═══ RECORDS SUPPLIED

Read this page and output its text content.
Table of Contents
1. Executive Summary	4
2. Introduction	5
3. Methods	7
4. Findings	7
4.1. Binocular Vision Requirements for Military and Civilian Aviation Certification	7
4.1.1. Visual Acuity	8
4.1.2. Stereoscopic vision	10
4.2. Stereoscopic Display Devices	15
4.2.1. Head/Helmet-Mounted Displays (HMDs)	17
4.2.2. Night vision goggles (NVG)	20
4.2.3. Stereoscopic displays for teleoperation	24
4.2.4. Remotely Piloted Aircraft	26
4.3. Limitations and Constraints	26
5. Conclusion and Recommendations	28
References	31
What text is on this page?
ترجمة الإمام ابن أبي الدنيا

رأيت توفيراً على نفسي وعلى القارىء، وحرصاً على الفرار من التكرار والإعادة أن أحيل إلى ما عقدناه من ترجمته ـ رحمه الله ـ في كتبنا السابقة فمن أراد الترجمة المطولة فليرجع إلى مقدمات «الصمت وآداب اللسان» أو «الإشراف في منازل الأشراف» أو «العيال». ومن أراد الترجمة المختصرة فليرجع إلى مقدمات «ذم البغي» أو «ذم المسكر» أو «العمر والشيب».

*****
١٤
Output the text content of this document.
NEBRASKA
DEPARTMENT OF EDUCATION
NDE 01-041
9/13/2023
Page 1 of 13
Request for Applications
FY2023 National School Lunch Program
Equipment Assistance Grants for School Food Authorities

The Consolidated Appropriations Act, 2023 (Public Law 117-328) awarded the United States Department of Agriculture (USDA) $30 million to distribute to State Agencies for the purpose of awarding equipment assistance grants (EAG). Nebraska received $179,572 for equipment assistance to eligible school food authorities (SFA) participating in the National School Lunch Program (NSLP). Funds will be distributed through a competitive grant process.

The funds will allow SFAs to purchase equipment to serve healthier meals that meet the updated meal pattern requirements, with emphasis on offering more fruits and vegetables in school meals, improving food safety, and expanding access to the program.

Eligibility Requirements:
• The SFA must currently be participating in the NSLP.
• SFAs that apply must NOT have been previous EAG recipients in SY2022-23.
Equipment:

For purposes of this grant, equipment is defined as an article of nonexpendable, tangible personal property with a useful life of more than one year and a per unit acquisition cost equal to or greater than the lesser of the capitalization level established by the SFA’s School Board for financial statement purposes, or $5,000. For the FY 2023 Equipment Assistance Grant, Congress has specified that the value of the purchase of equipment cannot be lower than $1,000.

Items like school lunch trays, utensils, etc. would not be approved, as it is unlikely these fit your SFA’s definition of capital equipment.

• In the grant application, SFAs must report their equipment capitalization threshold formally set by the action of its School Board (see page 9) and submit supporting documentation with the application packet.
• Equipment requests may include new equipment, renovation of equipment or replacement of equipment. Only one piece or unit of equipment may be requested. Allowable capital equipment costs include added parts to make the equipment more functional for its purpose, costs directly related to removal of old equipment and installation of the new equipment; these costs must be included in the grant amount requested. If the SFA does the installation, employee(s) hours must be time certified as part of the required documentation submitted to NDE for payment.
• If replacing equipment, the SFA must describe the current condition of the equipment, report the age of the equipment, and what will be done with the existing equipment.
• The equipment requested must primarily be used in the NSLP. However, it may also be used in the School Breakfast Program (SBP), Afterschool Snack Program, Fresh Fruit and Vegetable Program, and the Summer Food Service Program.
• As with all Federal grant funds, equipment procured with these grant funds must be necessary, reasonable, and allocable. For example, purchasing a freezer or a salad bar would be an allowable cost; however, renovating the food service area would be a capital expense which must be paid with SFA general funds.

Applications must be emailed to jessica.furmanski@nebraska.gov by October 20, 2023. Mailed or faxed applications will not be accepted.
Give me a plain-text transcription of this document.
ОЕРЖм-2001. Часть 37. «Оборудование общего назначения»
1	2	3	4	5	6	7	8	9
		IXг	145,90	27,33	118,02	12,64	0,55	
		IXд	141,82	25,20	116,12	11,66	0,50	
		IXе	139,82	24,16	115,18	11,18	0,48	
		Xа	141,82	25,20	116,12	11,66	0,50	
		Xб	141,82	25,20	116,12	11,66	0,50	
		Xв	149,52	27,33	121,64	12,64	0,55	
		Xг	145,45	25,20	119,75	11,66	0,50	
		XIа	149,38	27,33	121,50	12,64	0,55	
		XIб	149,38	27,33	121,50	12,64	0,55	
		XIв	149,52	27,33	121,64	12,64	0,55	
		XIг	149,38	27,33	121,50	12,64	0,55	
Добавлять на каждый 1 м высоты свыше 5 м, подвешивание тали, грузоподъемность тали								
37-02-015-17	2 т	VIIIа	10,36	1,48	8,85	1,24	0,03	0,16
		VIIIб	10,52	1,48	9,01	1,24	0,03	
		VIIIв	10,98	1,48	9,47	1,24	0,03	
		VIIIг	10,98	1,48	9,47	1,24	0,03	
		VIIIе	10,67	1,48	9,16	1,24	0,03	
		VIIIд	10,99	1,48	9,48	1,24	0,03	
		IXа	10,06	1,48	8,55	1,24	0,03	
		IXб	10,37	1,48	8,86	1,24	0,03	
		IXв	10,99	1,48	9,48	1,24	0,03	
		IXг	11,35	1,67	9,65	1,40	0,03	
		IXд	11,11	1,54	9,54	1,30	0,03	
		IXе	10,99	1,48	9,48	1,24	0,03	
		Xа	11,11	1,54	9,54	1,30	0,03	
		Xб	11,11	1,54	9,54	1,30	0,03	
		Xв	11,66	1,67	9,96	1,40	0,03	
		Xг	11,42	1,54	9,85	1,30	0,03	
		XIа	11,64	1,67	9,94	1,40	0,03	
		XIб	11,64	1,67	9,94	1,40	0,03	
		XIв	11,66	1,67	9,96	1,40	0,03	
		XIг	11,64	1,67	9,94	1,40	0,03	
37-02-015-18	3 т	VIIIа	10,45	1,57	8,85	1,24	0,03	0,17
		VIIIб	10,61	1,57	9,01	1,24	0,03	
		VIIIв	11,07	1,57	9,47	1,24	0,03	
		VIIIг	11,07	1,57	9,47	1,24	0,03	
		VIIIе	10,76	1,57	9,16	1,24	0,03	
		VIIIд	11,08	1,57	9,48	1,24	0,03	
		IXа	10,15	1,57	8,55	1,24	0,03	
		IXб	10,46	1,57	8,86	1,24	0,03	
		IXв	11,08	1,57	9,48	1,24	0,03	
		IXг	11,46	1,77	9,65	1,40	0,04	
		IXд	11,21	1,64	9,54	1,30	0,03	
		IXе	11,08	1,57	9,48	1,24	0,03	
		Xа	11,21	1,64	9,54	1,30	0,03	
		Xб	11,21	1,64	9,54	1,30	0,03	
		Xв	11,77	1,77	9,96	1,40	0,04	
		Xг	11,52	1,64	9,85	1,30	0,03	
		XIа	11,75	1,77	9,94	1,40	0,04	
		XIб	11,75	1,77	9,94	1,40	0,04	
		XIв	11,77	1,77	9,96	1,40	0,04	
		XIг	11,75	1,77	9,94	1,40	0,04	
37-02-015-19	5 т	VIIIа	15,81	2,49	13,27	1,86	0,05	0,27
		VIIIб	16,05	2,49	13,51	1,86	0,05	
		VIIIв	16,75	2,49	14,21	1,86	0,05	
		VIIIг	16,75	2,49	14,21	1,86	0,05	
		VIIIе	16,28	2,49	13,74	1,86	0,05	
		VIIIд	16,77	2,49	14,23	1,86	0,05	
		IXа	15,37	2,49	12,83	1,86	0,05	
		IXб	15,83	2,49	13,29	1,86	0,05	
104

══════

REQUIRED WORK. Look for the word "text" in every line of the listing and copy the lines that have it.

THE ANSWER.
Read this page and output its text content.
What text is on this page?
Output the text content of this document.
Give me a plain-text transcription of this document.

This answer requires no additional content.